• [DO THIS] Repeat the entries that follow verbatim, without any of their pictures.

┌─ MATERIAL FOR THIS TASK

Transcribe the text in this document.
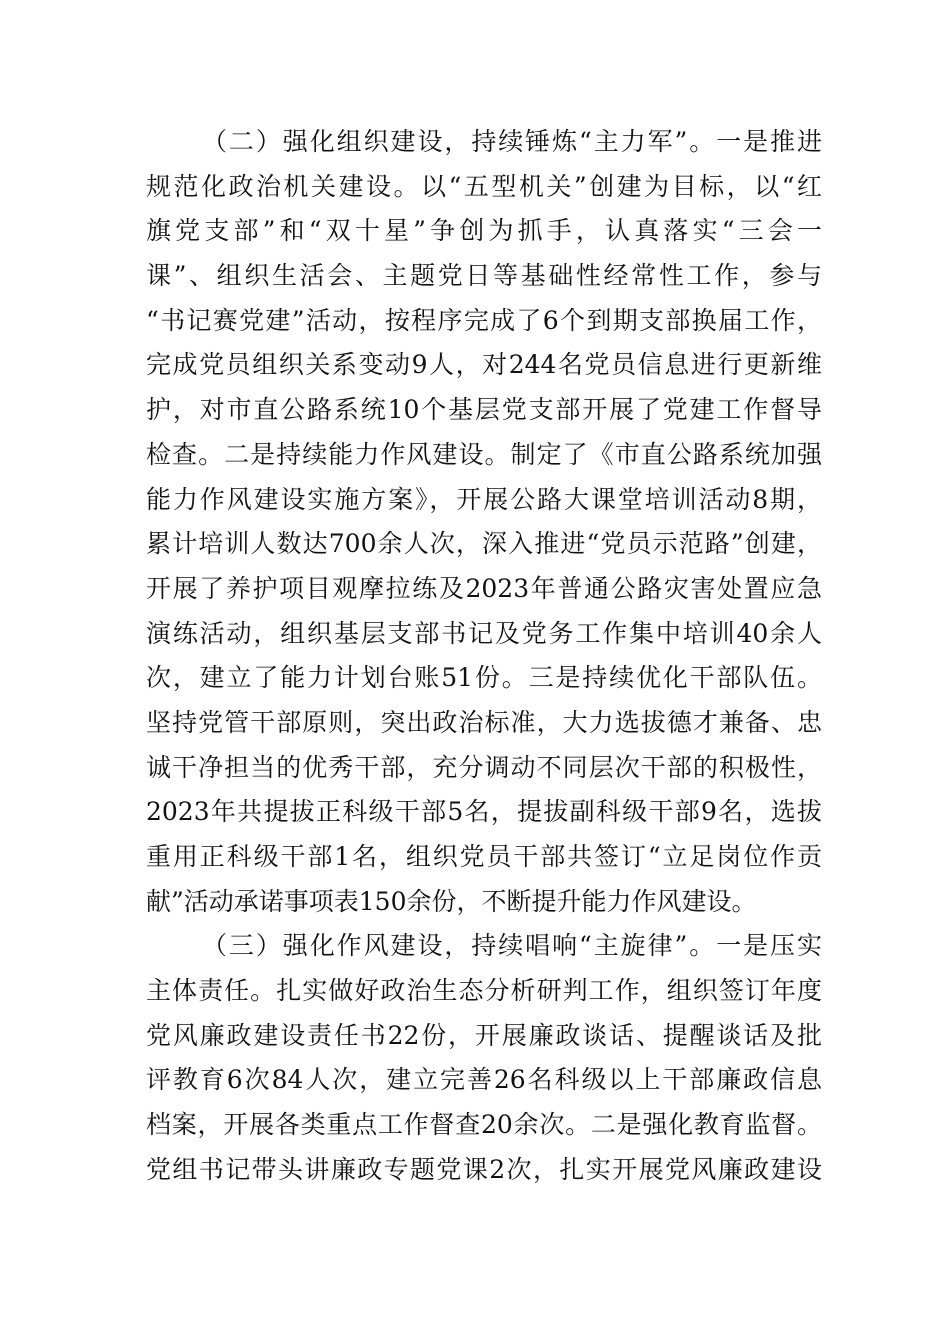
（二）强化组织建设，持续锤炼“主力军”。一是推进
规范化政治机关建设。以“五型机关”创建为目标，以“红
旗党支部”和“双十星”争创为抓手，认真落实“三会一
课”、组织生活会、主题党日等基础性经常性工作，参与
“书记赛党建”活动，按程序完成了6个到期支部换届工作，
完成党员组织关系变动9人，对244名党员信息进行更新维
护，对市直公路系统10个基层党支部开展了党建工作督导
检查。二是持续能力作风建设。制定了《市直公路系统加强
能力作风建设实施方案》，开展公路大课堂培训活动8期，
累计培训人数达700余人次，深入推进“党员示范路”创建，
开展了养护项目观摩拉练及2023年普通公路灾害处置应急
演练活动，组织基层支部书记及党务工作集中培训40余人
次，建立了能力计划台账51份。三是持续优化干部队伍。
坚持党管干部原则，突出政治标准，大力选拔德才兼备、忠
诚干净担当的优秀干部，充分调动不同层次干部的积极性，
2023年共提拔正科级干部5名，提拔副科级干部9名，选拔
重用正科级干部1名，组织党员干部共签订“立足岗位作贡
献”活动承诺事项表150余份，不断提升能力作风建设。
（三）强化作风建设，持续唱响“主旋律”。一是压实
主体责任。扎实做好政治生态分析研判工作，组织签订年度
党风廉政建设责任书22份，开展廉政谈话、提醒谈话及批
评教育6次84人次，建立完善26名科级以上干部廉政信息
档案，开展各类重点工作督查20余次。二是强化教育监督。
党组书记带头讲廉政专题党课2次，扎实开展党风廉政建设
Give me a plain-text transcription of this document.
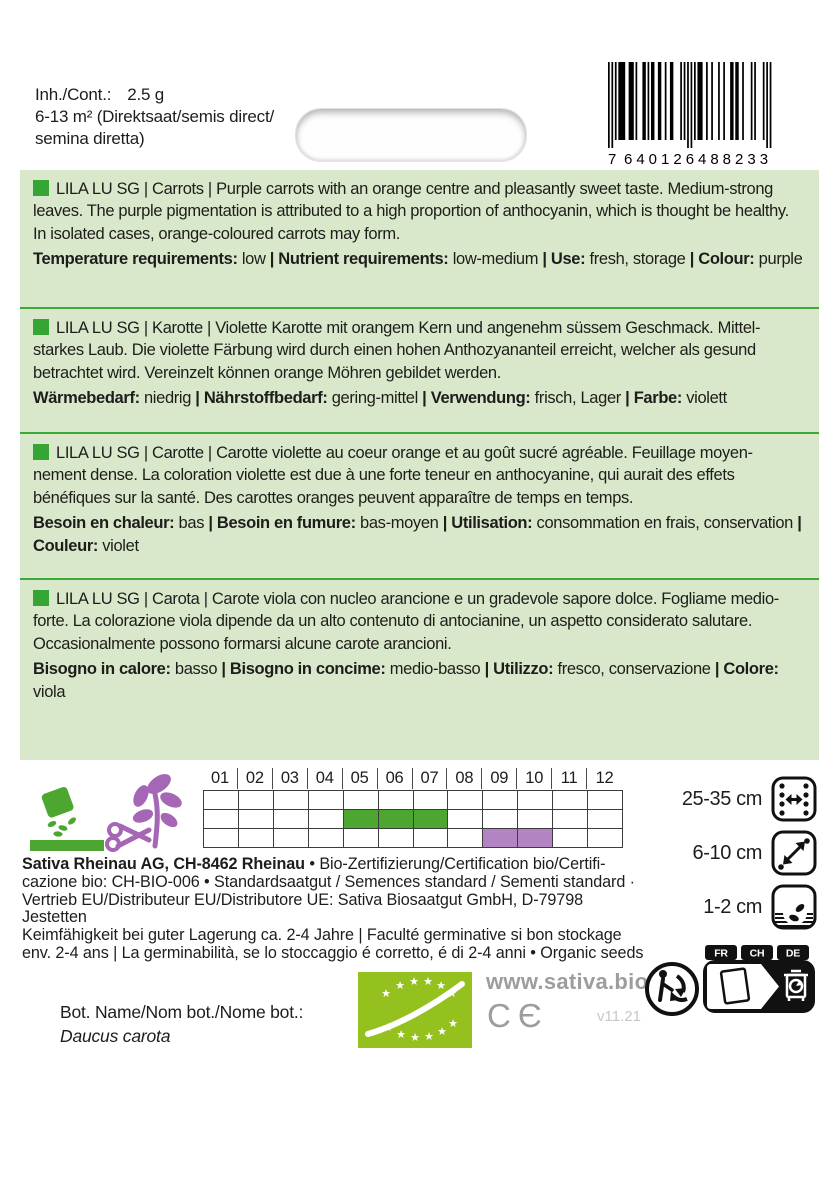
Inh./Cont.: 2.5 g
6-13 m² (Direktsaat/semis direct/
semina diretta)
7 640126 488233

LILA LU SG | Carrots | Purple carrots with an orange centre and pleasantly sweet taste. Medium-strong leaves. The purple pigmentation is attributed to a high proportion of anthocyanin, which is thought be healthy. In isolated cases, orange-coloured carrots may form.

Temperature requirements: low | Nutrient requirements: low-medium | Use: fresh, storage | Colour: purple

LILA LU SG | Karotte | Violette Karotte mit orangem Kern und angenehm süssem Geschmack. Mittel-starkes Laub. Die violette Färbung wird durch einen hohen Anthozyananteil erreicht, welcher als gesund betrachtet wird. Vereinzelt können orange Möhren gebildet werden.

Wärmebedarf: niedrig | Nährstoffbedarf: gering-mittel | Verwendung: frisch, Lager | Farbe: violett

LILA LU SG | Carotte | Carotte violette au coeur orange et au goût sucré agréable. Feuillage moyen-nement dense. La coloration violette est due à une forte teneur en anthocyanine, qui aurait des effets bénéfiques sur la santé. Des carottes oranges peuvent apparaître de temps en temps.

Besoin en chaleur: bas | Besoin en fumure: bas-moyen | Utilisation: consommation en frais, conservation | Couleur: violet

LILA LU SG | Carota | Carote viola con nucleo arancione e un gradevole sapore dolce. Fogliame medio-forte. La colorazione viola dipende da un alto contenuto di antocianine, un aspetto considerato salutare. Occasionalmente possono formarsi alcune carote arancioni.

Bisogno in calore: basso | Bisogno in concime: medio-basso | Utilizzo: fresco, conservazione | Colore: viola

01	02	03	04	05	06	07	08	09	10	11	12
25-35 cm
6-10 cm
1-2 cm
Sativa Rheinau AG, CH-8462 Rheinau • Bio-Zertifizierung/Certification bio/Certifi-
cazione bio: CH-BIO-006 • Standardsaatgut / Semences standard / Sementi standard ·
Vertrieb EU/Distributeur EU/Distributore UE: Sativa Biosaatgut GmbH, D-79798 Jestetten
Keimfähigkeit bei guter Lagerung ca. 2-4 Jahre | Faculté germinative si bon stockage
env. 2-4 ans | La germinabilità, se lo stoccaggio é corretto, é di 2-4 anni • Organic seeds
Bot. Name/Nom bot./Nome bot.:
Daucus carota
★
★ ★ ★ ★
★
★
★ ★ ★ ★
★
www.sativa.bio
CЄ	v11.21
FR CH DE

└─

• [TASK RESPONSE]
Transcribe the text in this document.
（二）强化组织建设，持续锤炼“主力军”。一是推进
规范化政治机关建设。以“五型机关”创建为目标，以“红
旗党支部”和“双十星”争创为抓手，认真落实“三会一
课”、组织生活会、主题党日等基础性经常性工作，参与
“书记赛党建”活动，按程序完成了6个到期支部换届工作，
完成党员组织关系变动9人，对244名党员信息进行更新维
护，对市直公路系统10个基层党支部开展了党建工作督导
检查。二是持续能力作风建设。制定了《市直公路系统加强
能力作风建设实施方案》，开展公路大课堂培训活动8期，
累计培训人数达700余人次，深入推进“党员示范路”创建，
开展了养护项目观摩拉练及2023年普通公路灾害处置应急
演练活动，组织基层支部书记及党务工作集中培训40余人
次，建立了能力计划台账51份。三是持续优化干部队伍。
坚持党管干部原则，突出政治标准，大力选拔德才兼备、忠
诚干净担当的优秀干部，充分调动不同层次干部的积极性，
2023年共提拔正科级干部5名，提拔副科级干部9名，选拔
重用正科级干部1名，组织党员干部共签订“立足岗位作贡
献”活动承诺事项表150余份，不断提升能力作风建设。
（三）强化作风建设，持续唱响“主旋律”。一是压实
主体责任。扎实做好政治生态分析研判工作，组织签订年度
党风廉政建设责任书22份，开展廉政谈话、提醒谈话及批
评教育6次84人次，建立完善26名科级以上干部廉政信息
档案，开展各类重点工作督查20余次。二是强化教育监督。
党组书记带头讲廉政专题党课2次，扎实开展党风廉政建设
Give me a plain-text transcription of this document.
Inh./Cont.: 2.5 g
6-13 m² (Direktsaat/semis direct/
semina diretta)
7 640126 488233

LILA LU SG | Carrots | Purple carrots with an orange centre and pleasantly sweet taste. Medium-strong leaves. The purple pigmentation is attributed to a high proportion of anthocyanin, which is thought be healthy. In isolated cases, orange-coloured carrots may form.

Temperature requirements: low | Nutrient requirements: low-medium | Use: fresh, storage | Colour: purple

LILA LU SG | Karotte | Violette Karotte mit orangem Kern und angenehm süssem Geschmack. Mittel-starkes Laub. Die violette Färbung wird durch einen hohen Anthozyananteil erreicht, welcher als gesund betrachtet wird. Vereinzelt können orange Möhren gebildet werden.

Wärmebedarf: niedrig | Nährstoffbedarf: gering-mittel | Verwendung: frisch, Lager | Farbe: violett

LILA LU SG | Carotte | Carotte violette au coeur orange et au goût sucré agréable. Feuillage moyen-nement dense. La coloration violette est due à une forte teneur en anthocyanine, qui aurait des effets bénéfiques sur la santé. Des carottes oranges peuvent apparaître de temps en temps.

Besoin en chaleur: bas | Besoin en fumure: bas-moyen | Utilisation: consommation en frais, conservation | Couleur: violet

LILA LU SG | Carota | Carote viola con nucleo arancione e un gradevole sapore dolce. Fogliame medio-forte. La colorazione viola dipende da un alto contenuto di antocianine, un aspetto considerato salutare. Occasionalmente possono formarsi alcune carote arancioni.

Bisogno in calore: basso | Bisogno in concime: medio-basso | Utilizzo: fresco, conservazione | Colore: viola

01	02	03	04	05	06	07	08	09	10	11	12
25-35 cm
6-10 cm
1-2 cm
Sativa Rheinau AG, CH-8462 Rheinau • Bio-Zertifizierung/Certification bio/Certifi-
cazione bio: CH-BIO-006 • Standardsaatgut / Semences standard / Sementi standard ·
Vertrieb EU/Distributeur EU/Distributore UE: Sativa Biosaatgut GmbH, D-79798 Jestetten
Keimfähigkeit bei guter Lagerung ca. 2-4 Jahre | Faculté germinative si bon stockage
env. 2-4 ans | La germinabilità, se lo stoccaggio é corretto, é di 2-4 anni • Organic seeds
Bot. Name/Nom bot./Nome bot.:
Daucus carota
★
★ ★ ★ ★
★
★
★ ★ ★ ★
★
www.sativa.bio
CЄ	v11.21
FR CH DE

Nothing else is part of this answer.